>> BEGIN Records for the exercise

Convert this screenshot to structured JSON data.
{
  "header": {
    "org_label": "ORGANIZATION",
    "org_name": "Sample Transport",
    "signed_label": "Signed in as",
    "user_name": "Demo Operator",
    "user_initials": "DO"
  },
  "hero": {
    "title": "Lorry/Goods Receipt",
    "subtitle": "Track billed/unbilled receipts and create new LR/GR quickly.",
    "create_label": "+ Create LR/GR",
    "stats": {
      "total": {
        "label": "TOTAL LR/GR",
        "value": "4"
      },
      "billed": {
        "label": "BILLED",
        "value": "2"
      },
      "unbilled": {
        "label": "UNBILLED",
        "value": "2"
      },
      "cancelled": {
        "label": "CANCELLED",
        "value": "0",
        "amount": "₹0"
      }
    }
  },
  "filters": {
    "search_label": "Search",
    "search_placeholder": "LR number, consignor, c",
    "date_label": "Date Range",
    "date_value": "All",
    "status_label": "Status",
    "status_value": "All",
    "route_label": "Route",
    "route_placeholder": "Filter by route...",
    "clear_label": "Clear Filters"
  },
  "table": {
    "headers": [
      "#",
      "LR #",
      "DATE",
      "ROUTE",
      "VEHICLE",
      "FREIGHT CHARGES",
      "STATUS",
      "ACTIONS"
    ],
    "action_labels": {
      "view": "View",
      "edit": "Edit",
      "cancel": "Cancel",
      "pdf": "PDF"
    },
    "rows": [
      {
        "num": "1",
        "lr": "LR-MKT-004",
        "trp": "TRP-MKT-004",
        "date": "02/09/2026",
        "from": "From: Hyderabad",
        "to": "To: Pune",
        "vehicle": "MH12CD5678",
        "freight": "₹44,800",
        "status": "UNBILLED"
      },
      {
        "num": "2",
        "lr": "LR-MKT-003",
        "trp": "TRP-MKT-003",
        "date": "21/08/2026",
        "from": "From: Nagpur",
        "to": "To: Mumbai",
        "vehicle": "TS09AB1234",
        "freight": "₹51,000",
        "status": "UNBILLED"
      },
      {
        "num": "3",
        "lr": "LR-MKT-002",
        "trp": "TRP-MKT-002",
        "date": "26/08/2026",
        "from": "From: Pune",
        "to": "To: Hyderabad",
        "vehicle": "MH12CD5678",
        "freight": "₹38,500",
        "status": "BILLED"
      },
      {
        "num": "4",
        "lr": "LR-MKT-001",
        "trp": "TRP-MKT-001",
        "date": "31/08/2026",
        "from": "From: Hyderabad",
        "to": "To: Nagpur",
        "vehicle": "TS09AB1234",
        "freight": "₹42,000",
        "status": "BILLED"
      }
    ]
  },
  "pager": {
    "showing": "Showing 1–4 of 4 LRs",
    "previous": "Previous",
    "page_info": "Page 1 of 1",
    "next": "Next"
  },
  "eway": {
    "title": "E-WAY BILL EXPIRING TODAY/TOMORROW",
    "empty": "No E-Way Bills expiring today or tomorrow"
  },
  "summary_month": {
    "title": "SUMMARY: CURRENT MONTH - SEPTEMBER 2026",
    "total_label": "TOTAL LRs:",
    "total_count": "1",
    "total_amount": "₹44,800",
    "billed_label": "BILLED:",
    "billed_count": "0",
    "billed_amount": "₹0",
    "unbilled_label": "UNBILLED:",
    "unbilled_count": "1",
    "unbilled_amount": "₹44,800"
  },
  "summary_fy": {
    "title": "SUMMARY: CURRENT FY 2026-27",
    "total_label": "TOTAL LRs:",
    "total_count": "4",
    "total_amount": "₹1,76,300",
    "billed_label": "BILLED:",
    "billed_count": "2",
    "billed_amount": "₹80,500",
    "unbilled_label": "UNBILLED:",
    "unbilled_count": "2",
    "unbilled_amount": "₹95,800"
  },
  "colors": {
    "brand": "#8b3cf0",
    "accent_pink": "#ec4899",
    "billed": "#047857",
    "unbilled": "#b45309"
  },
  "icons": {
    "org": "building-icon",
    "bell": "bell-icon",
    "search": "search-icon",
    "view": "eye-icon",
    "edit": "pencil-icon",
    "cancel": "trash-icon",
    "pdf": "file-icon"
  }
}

>> END Records for the exercise

Print again each line of the listing above, exactly as it appears.

Convert this screenshot to structured JSON data.
{
  "header": {
    "org_label": "ORGANIZATION",
    "org_name": "Sample Transport",
    "signed_label": "Signed in as",
    "user_name": "Demo Operator",
    "user_initials": "DO"
  },
  "hero": {
    "title": "Lorry/Goods Receipt",
    "subtitle": "Track billed/unbilled receipts and create new LR/GR quickly.",
    "create_label": "+ Create LR/GR",
    "stats": {
      "total": {
        "label": "TOTAL LR/GR",
        "value": "4"
      },
      "billed": {
        "label": "BILLED",
        "value": "2"
      },
      "unbilled": {
        "label": "UNBILLED",
        "value": "2"
      },
      "cancelled": {
        "label": "CANCELLED",
        "value": "0",
        "amount": "₹0"
      }
    }
  },
  "filters": {
    "search_label": "Search",
    "search_placeholder": "LR number, consignor, c",
    "date_label": "Date Range",
    "date_value": "All",
    "status_label": "Status",
    "status_value": "All",
    "route_label": "Route",
    "route_placeholder": "Filter by route...",
    "clear_label": "Clear Filters"
  },
  "table": {
    "headers": [
      "#",
      "LR #",
      "DATE",
      "ROUTE",
      "VEHICLE",
      "FREIGHT CHARGES",
      "STATUS",
      "ACTIONS"
    ],
    "action_labels": {
      "view": "View",
      "edit": "Edit",
      "cancel": "Cancel",
      "pdf": "PDF"
    },
    "rows": [
      {
        "num": "1",
        "lr": "LR-MKT-004",
        "trp": "TRP-MKT-004",
        "date": "02/09/2026",
        "from": "From: Hyderabad",
        "to": "To: Pune",
        "vehicle": "MH12CD5678",
        "freight": "₹44,800",
        "status": "UNBILLED"
      },
      {
        "num": "2",
        "lr": "LR-MKT-003",
        "trp": "TRP-MKT-003",
        "date": "21/08/2026",
        "from": "From: Nagpur",
        "to": "To: Mumbai",
        "vehicle": "TS09AB1234",
        "freight": "₹51,000",
        "status": "UNBILLED"
      },
      {
        "num": "3",
        "lr": "LR-MKT-002",
        "trp": "TRP-MKT-002",
        "date": "26/08/2026",
        "from": "From: Pune",
        "to": "To: Hyderabad",
        "vehicle": "MH12CD5678",
        "freight": "₹38,500",
        "status": "BILLED"
      },
      {
        "num": "4",
        "lr": "LR-MKT-001",
        "trp": "TRP-MKT-001",
        "date": "31/08/2026",
        "from": "From: Hyderabad",
        "to": "To: Nagpur",
        "vehicle": "TS09AB1234",
        "freight": "₹42,000",
        "status": "BILLED"
      }
    ]
  },
  "pager": {
    "showing": "Showing 1–4 of 4 LRs",
    "previous": "Previous",
    "page_info": "Page 1 of 1",
    "next": "Next"
  },
  "eway": {
    "title": "E-WAY BILL EXPIRING TODAY/TOMORROW",
    "empty": "No E-Way Bills expiring today or tomorrow"
  },
  "summary_month": {
    "title": "SUMMARY: CURRENT MONTH - SEPTEMBER 2026",
    "total_label": "TOTAL LRs:",
    "total_count": "1",
    "total_amount": "₹44,800",
    "billed_label": "BILLED:",
    "billed_count": "0",
    "billed_amount": "₹0",
    "unbilled_label": "UNBILLED:",
    "unbilled_count": "1",
    "unbilled_amount": "₹44,800"
  },
  "summary_fy": {
    "title": "SUMMARY: CURRENT FY 2026-27",
    "total_label": "TOTAL LRs:",
    "total_count": "4",
    "total_amount": "₹1,76,300",
    "billed_label": "BILLED:",
    "billed_count": "2",
    "billed_amount": "₹80,500",
    "unbilled_label": "UNBILLED:",
    "unbilled_count": "2",
    "unbilled_amount": "₹95,800"
  },
  "colors": {
    "brand": "#8b3cf0",
    "accent_pink": "#ec4899",
    "billed": "#047857",
    "unbilled": "#b45309"
  },
  "icons": {
    "org": "building-icon",
    "bell": "bell-icon",
    "search": "search-icon",
    "view": "eye-icon",
    "edit": "pencil-icon",
    "cancel": "trash-icon",
    "pdf": "file-icon"
  }
}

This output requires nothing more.